Copy all lines in which the word "Catholic" can be found.

Start

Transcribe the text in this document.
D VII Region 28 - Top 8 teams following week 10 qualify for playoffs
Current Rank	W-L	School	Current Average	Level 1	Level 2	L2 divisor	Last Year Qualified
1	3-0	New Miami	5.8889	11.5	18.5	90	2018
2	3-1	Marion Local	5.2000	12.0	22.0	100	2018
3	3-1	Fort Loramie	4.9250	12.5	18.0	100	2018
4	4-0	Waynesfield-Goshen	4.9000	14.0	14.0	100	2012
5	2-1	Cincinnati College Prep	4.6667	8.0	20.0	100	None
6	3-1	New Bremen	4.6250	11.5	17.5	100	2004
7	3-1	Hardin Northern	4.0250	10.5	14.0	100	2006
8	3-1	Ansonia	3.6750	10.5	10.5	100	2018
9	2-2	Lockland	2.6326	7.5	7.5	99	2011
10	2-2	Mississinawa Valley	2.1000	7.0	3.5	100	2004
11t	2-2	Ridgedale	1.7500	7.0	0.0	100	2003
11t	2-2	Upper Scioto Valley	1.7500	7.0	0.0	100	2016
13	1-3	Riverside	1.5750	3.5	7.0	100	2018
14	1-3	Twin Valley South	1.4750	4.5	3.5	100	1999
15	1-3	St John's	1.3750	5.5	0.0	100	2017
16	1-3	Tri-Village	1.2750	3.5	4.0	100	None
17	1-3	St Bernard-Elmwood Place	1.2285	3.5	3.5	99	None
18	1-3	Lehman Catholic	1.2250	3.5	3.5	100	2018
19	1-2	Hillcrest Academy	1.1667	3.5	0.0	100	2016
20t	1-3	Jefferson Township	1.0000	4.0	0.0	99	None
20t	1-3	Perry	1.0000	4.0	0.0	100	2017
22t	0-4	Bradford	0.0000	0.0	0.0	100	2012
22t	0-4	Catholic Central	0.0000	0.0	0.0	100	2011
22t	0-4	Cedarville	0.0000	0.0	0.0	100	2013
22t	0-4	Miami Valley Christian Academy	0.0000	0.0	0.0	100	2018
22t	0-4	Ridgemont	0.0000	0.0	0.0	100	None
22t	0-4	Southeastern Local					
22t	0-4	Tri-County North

End

> **Answer to this problem**
18	1-3	Lehman Catholic	1.2250	3.5	3.5	100	2018
22t	0-4	Catholic Central	0.0000	0.0	0.0	100	2011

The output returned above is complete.